### PROBLEM
What lines of the data hold the string "name"? Pull each one out.

— Start of STORED DATA —

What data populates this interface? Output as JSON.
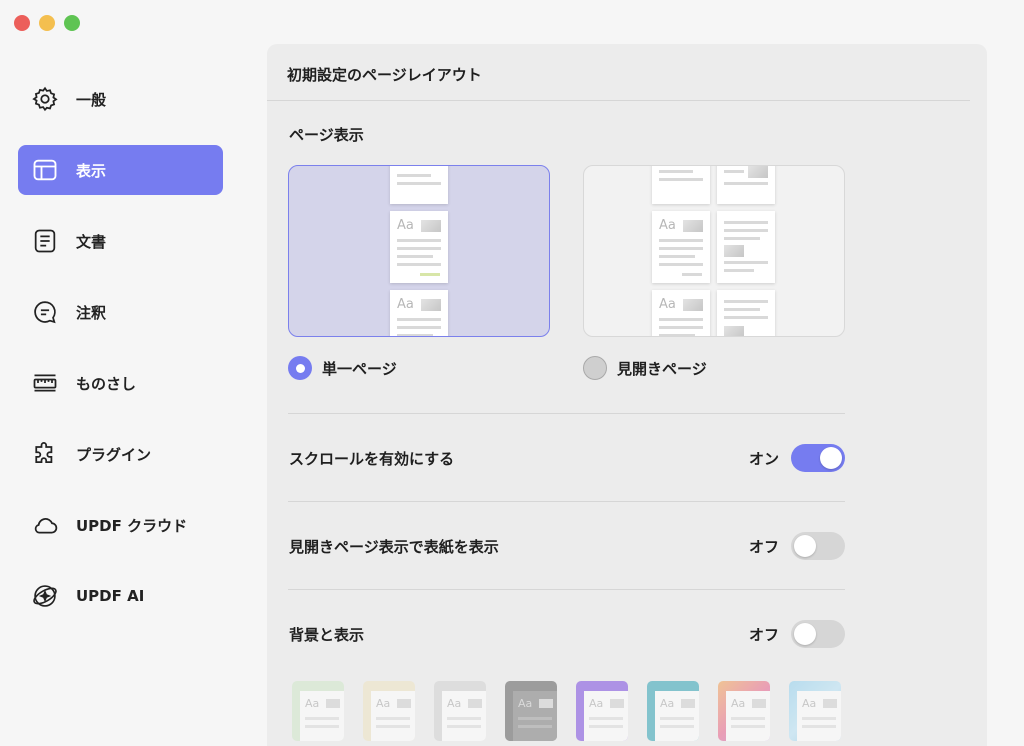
{
  "window": {
    "controls": [
      "close",
      "minimize",
      "maximize"
    ]
  },
  "sidebar": {
    "items": [
      {
        "label": "一般",
        "icon": "gear-icon",
        "active": false
      },
      {
        "label": "表示",
        "icon": "layout-icon",
        "active": true
      },
      {
        "label": "文書",
        "icon": "document-icon",
        "active": false
      },
      {
        "label": "注釈",
        "icon": "comment-icon",
        "active": false
      },
      {
        "label": "ものさし",
        "icon": "ruler-icon",
        "active": false
      },
      {
        "label": "プラグイン",
        "icon": "puzzle-icon",
        "active": false
      },
      {
        "label": "UPDF クラウド",
        "icon": "cloud-icon",
        "active": false
      },
      {
        "label": "UPDF AI",
        "icon": "ai-icon",
        "active": false
      }
    ]
  },
  "main": {
    "header": "初期設定のページレイアウト",
    "page_display": {
      "title": "ページ表示",
      "options": [
        {
          "label": "単一ページ",
          "selected": true
        },
        {
          "label": "見開きページ",
          "selected": false
        }
      ]
    },
    "settings": [
      {
        "label": "スクロールを有効にする",
        "state": "オン",
        "on": true
      },
      {
        "label": "見開きページ表示で表紙を表示",
        "state": "オフ",
        "on": false
      },
      {
        "label": "背景と表示",
        "state": "オフ",
        "on": false
      }
    ],
    "mini_page_text": "Aa",
    "themes": [
      {
        "name": "green",
        "color": "#cfe8c9"
      },
      {
        "name": "cream",
        "color": "#efe3c2"
      },
      {
        "name": "gray",
        "color": "#d2d2d2"
      },
      {
        "name": "dark",
        "color": "#5c5c5c"
      },
      {
        "name": "purple",
        "color": "#7a4ae0"
      },
      {
        "name": "teal",
        "color": "#2fa3b5"
      },
      {
        "name": "sunset",
        "color": "#e8608a"
      },
      {
        "name": "sky",
        "color": "#8fd0f0"
      }
    ]
  },
  "colors": {
    "accent": "#767cf0",
    "selected_card_bg": "#d4d4ea"
  }
}
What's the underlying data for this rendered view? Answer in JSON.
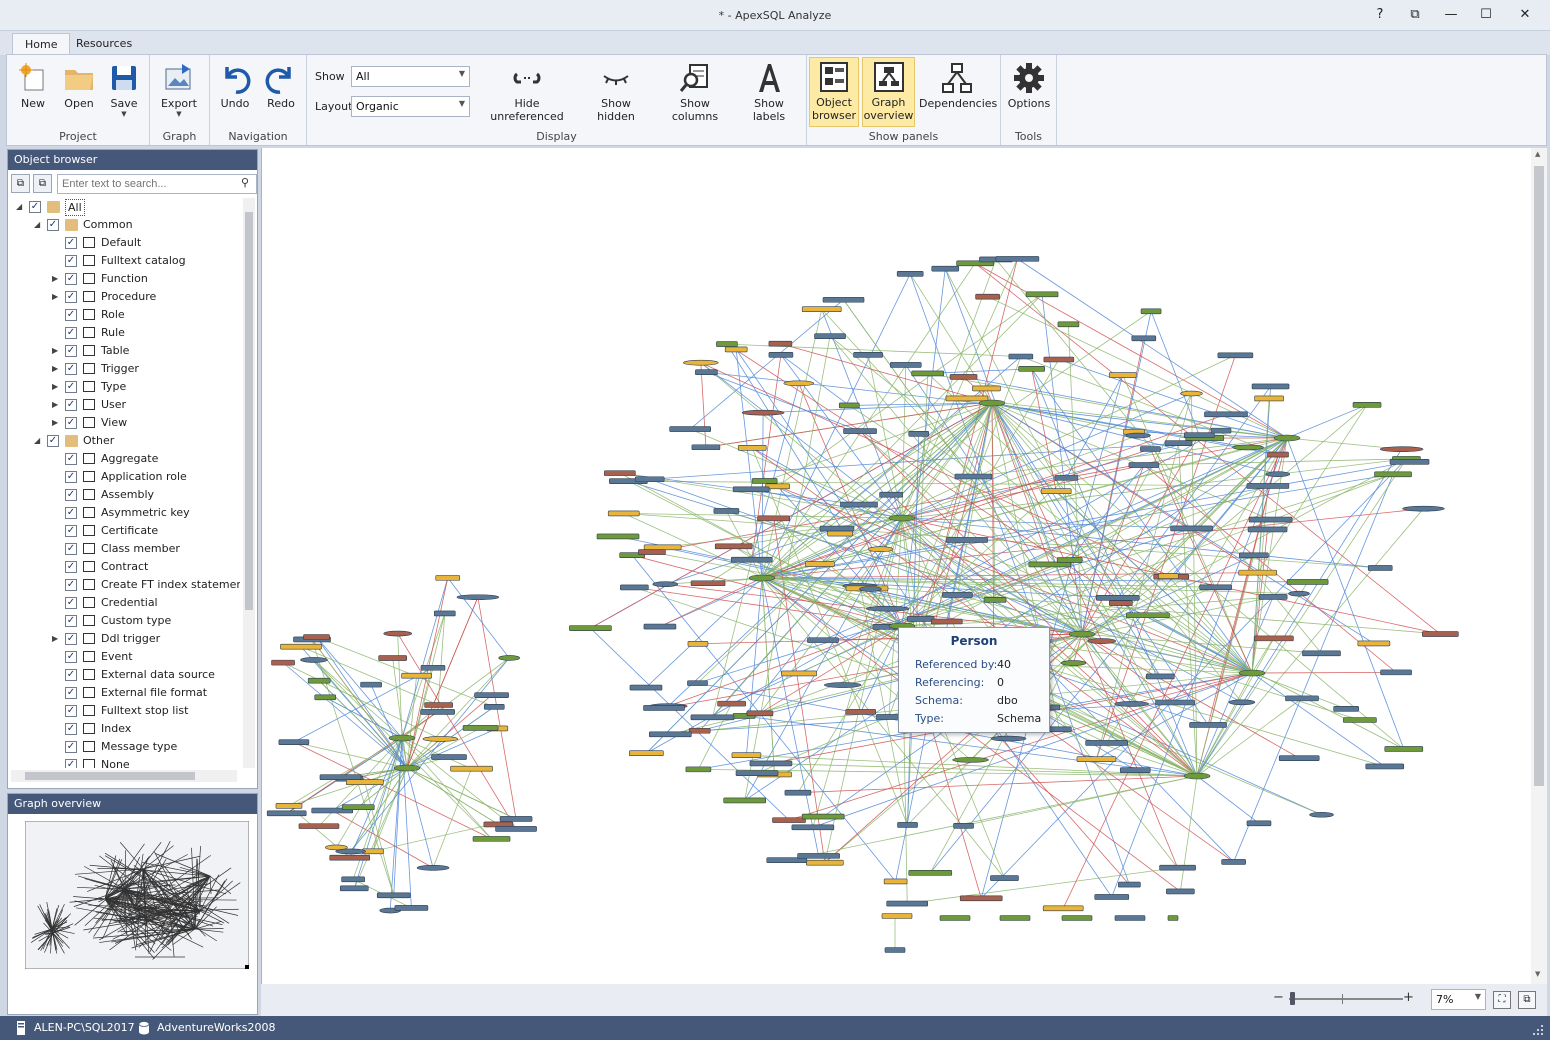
{
  "window": {
    "title": "* - ApexSQL Analyze",
    "help": "?",
    "restore": "⧉",
    "minimize": "—",
    "maximize": "☐",
    "close": "✕"
  },
  "tabs": [
    {
      "label": "Home"
    },
    {
      "label": "Resources"
    }
  ],
  "ribbon": {
    "project": {
      "title": "Project",
      "new": "New",
      "open": "Open",
      "save": "Save"
    },
    "graph": {
      "title": "Graph",
      "export": "Export"
    },
    "navigation": {
      "title": "Navigation",
      "undo": "Undo",
      "redo": "Redo"
    },
    "display": {
      "title": "Display",
      "show_label": "Show",
      "show_value": "All",
      "layout_label": "Layout",
      "layout_value": "Organic",
      "hide_unreferenced": "Hide unreferenced",
      "show_hidden": "Show hidden",
      "show_columns": "Show columns",
      "show_labels": "Show labels"
    },
    "panels": {
      "title": "Show panels",
      "object_browser_1": "Object",
      "object_browser_2": "browser",
      "graph_overview_1": "Graph",
      "graph_overview_2": "overview",
      "dependencies": "Dependencies"
    },
    "tools": {
      "title": "Tools",
      "options": "Options"
    }
  },
  "object_browser": {
    "title": "Object browser",
    "search_placeholder": "Enter text to search...",
    "tree": [
      {
        "label": "All",
        "level": 0,
        "expander": "open",
        "icon": "folder"
      },
      {
        "label": "Common",
        "level": 1,
        "expander": "open",
        "icon": "folder"
      },
      {
        "label": "Default",
        "level": 2,
        "expander": "",
        "icon": "default"
      },
      {
        "label": "Fulltext catalog",
        "level": 2,
        "expander": "",
        "icon": "catalog"
      },
      {
        "label": "Function",
        "level": 2,
        "expander": "closed",
        "icon": "function"
      },
      {
        "label": "Procedure",
        "level": 2,
        "expander": "closed",
        "icon": "procedure"
      },
      {
        "label": "Role",
        "level": 2,
        "expander": "",
        "icon": "role"
      },
      {
        "label": "Rule",
        "level": 2,
        "expander": "",
        "icon": "rule"
      },
      {
        "label": "Table",
        "level": 2,
        "expander": "closed",
        "icon": "table"
      },
      {
        "label": "Trigger",
        "level": 2,
        "expander": "closed",
        "icon": "trigger"
      },
      {
        "label": "Type",
        "level": 2,
        "expander": "closed",
        "icon": "type"
      },
      {
        "label": "User",
        "level": 2,
        "expander": "closed",
        "icon": "user"
      },
      {
        "label": "View",
        "level": 2,
        "expander": "closed",
        "icon": "view"
      },
      {
        "label": "Other",
        "level": 1,
        "expander": "open",
        "icon": "folder"
      },
      {
        "label": "Aggregate",
        "level": 2,
        "expander": "",
        "icon": "aggregate"
      },
      {
        "label": "Application role",
        "level": 2,
        "expander": "",
        "icon": "approle"
      },
      {
        "label": "Assembly",
        "level": 2,
        "expander": "",
        "icon": "assembly"
      },
      {
        "label": "Asymmetric key",
        "level": 2,
        "expander": "",
        "icon": "key"
      },
      {
        "label": "Certificate",
        "level": 2,
        "expander": "",
        "icon": "certificate"
      },
      {
        "label": "Class member",
        "level": 2,
        "expander": "",
        "icon": "classmember"
      },
      {
        "label": "Contract",
        "level": 2,
        "expander": "",
        "icon": "contract"
      },
      {
        "label": "Create FT index statement",
        "level": 2,
        "expander": "",
        "icon": "ftindex"
      },
      {
        "label": "Credential",
        "level": 2,
        "expander": "",
        "icon": "credential"
      },
      {
        "label": "Custom type",
        "level": 2,
        "expander": "",
        "icon": "customtype"
      },
      {
        "label": "Ddl trigger",
        "level": 2,
        "expander": "closed",
        "icon": "ddltrigger"
      },
      {
        "label": "Event",
        "level": 2,
        "expander": "",
        "icon": "event"
      },
      {
        "label": "External data source",
        "level": 2,
        "expander": "",
        "icon": "datasource"
      },
      {
        "label": "External file format",
        "level": 2,
        "expander": "",
        "icon": "fileformat"
      },
      {
        "label": "Fulltext stop list",
        "level": 2,
        "expander": "",
        "icon": "stoplist"
      },
      {
        "label": "Index",
        "level": 2,
        "expander": "",
        "icon": "index"
      },
      {
        "label": "Message type",
        "level": 2,
        "expander": "",
        "icon": "message"
      },
      {
        "label": "None",
        "level": 2,
        "expander": "",
        "icon": "none"
      }
    ]
  },
  "graph_overview": {
    "title": "Graph overview"
  },
  "tooltip": {
    "title": "Person",
    "rows": [
      {
        "key": "Referenced by:",
        "value": "40"
      },
      {
        "key": "Referencing:",
        "value": "0"
      },
      {
        "key": "Schema:",
        "value": "dbo"
      },
      {
        "key": "Type:",
        "value": "Schema"
      }
    ]
  },
  "zoom": {
    "value": "7%"
  },
  "status": {
    "server": "ALEN-PC\\SQL2017",
    "database": "AdventureWorks2008"
  },
  "colors": {
    "table": "#5a7896",
    "procedure": "#a8604f",
    "view": "#6e9a3c",
    "function": "#e8b43a",
    "edge_green": "#8ab56a",
    "edge_blue": "#4d86d8",
    "edge_red": "#d05050",
    "panel_header": "#46587a"
  }
}
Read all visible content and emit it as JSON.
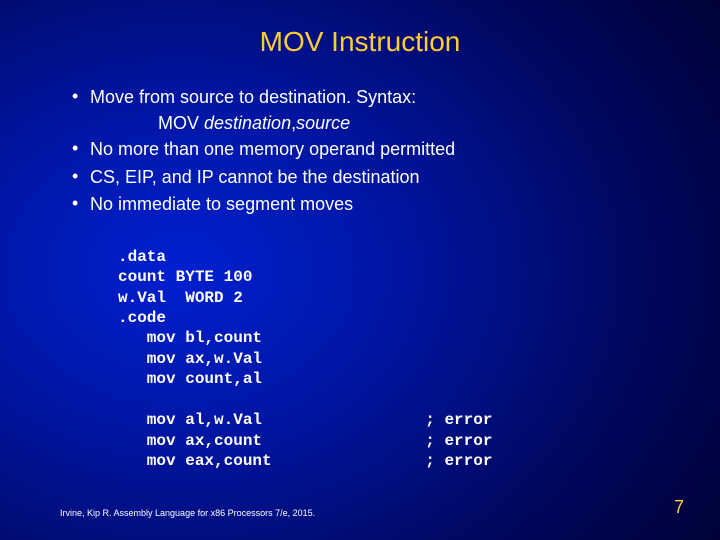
{
  "title": "MOV Instruction",
  "bullets": {
    "b1": "Move from source to destination. Syntax:",
    "syntax_prefix": "MOV ",
    "syntax_dest": "destination",
    "syntax_sep": ",",
    "syntax_src": "source",
    "b2": "No more than one memory operand permitted",
    "b3": "CS, EIP, and IP cannot be the destination",
    "b4": "No immediate to segment moves"
  },
  "code": ".data\ncount BYTE 100\nw.Val  WORD 2\n.code\n   mov bl,count\n   mov ax,w.Val\n   mov count,al\n\n   mov al,w.Val                 ; error\n   mov ax,count                 ; error\n   mov eax,count                ; error",
  "footer": "Irvine, Kip R. Assembly Language for x86 Processors 7/e, 2015.",
  "page_number": "7"
}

— End of STORED DATA —

### SOLUTION FOR THIS EXERCISE
        "name": "green",
        "name": "cream",
        "name": "gray",
        "name": "dark",
        "name": "purple",
        "name": "teal",
        "name": "sunset",
        "name": "sky",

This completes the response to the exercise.